» **Exercise details**
Every record should be written out exactly, with the pictures left out.

» **Data entries**

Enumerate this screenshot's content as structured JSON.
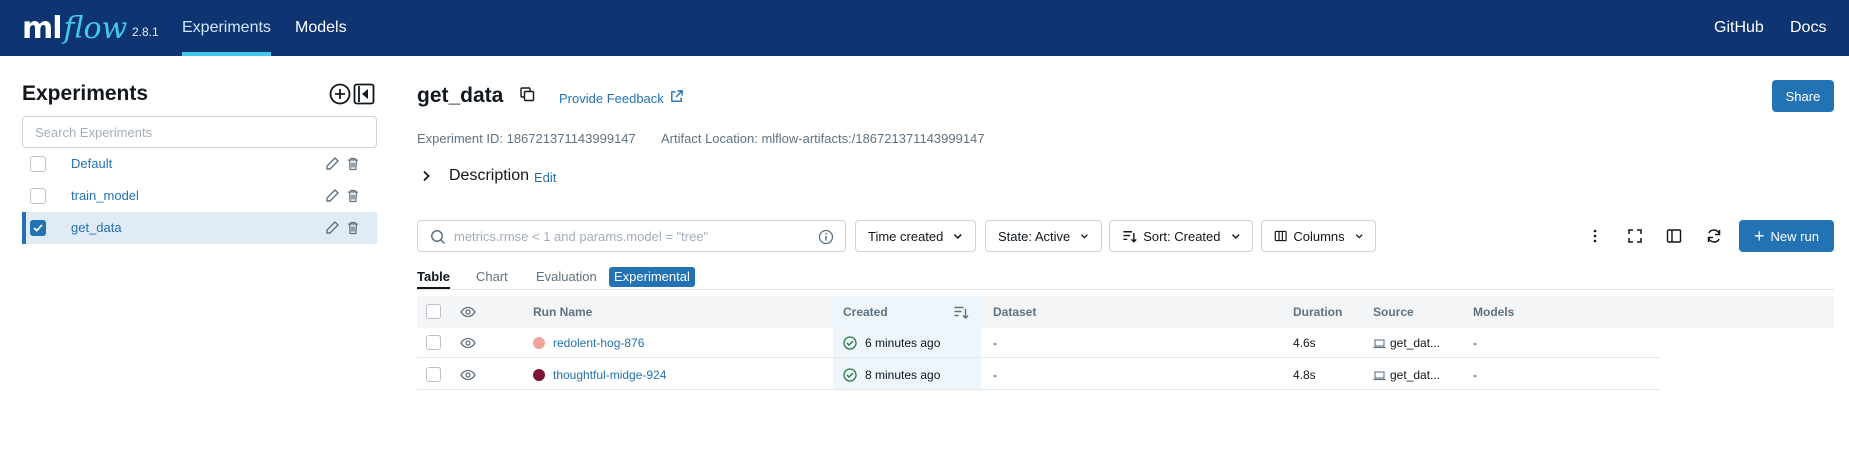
{
  "header": {
    "logo_ml": "ml",
    "logo_flow": "flow",
    "version": "2.8.1",
    "nav": [
      "Experiments",
      "Models"
    ],
    "right_links": [
      "GitHub",
      "Docs"
    ],
    "accent": "#43c9ed",
    "bg": "#0e3472"
  },
  "sidebar": {
    "title": "Experiments",
    "search_placeholder": "Search Experiments",
    "items": [
      {
        "label": "Default",
        "selected": false
      },
      {
        "label": "train_model",
        "selected": false
      },
      {
        "label": "get_data",
        "selected": true
      }
    ]
  },
  "main": {
    "title": "get_data",
    "feedback": "Provide Feedback",
    "share": "Share",
    "experiment_id": "Experiment ID: 186721371143999147",
    "artifact_location": "Artifact Location: mlflow-artifacts:/186721371143999147",
    "description": "Description",
    "description_edit": "Edit"
  },
  "toolbar": {
    "search_placeholder": "metrics.rmse < 1 and params.model = \"tree\"",
    "time_created": "Time created",
    "state": "State: Active",
    "sort": "Sort: Created",
    "columns": "Columns",
    "new_run": "New run"
  },
  "tabs": {
    "table": "Table",
    "chart": "Chart",
    "evaluation": "Evaluation",
    "badge": "Experimental"
  },
  "table": {
    "headers": {
      "run_name": "Run Name",
      "created": "Created",
      "dataset": "Dataset",
      "duration": "Duration",
      "source": "Source",
      "models": "Models"
    },
    "rows": [
      {
        "name": "redolent-hog-876",
        "color": "#f0a39b",
        "created": "6 minutes ago",
        "dataset": "-",
        "duration": "4.6s",
        "source": "get_dat...",
        "models": "-"
      },
      {
        "name": "thoughtful-midge-924",
        "color": "#7a1535",
        "created": "8 minutes ago",
        "dataset": "-",
        "duration": "4.8s",
        "source": "get_dat...",
        "models": "-"
      }
    ]
  }
}
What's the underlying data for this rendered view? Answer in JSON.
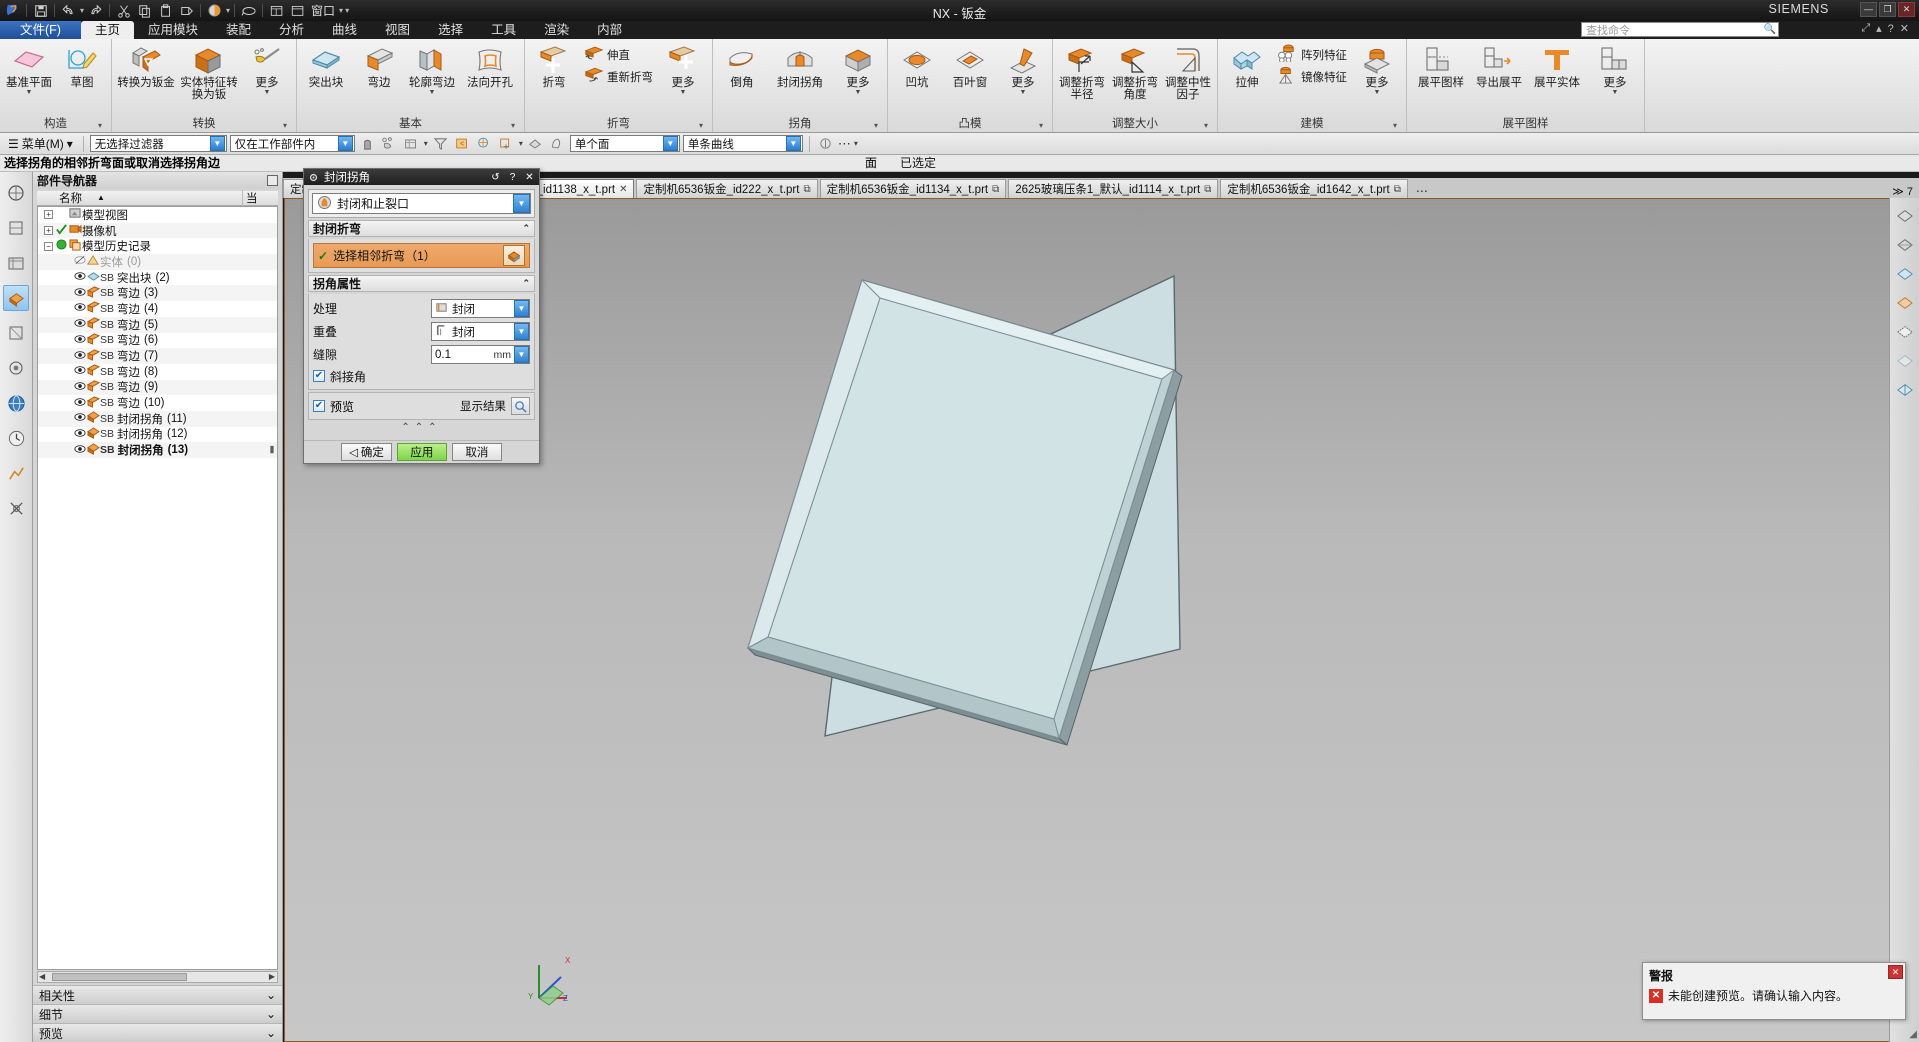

» **Worked answer**
Enumerate this screenshot's content as structured JSON.
{
  "header": {
    "logo_ml": "ml",
    "logo_flow": "flow",
    "version": "2.8.1",
    "nav": [
      "Experiments",
      "Models"
    ],
    "right_links": [
      "GitHub",
      "Docs"
    ],
    "accent": "#43c9ed",
    "bg": "#0e3472"
  },
  "sidebar": {
    "title": "Experiments",
    "search_placeholder": "Search Experiments",
    "items": [
      {
        "label": "Default",
        "selected": false
      },
      {
        "label": "train_model",
        "selected": false
      },
      {
        "label": "get_data",
        "selected": true
      }
    ]
  },
  "main": {
    "title": "get_data",
    "feedback": "Provide Feedback",
    "share": "Share",
    "experiment_id": "Experiment ID: 186721371143999147",
    "artifact_location": "Artifact Location: mlflow-artifacts:/186721371143999147",
    "description": "Description",
    "description_edit": "Edit"
  },
  "toolbar": {
    "search_placeholder": "metrics.rmse < 1 and params.model = \"tree\"",
    "time_created": "Time created",
    "state": "State: Active",
    "sort": "Sort: Created",
    "columns": "Columns",
    "new_run": "New run"
  },
  "tabs": {
    "table": "Table",
    "chart": "Chart",
    "evaluation": "Evaluation",
    "badge": "Experimental"
  },
  "table": {
    "headers": {
      "run_name": "Run Name",
      "created": "Created",
      "dataset": "Dataset",
      "duration": "Duration",
      "source": "Source",
      "models": "Models"
    },
    "rows": [
      {
        "name": "redolent-hog-876",
        "color": "#f0a39b",
        "created": "6 minutes ago",
        "dataset": "-",
        "duration": "4.6s",
        "source": "get_dat...",
        "models": "-"
      },
      {
        "name": "thoughtful-midge-924",
        "color": "#7a1535",
        "created": "8 minutes ago",
        "dataset": "-",
        "duration": "4.8s",
        "source": "get_dat...",
        "models": "-"
      }
    ]
  }
}
What's the underlying data for this rendered view? Answer in JSON.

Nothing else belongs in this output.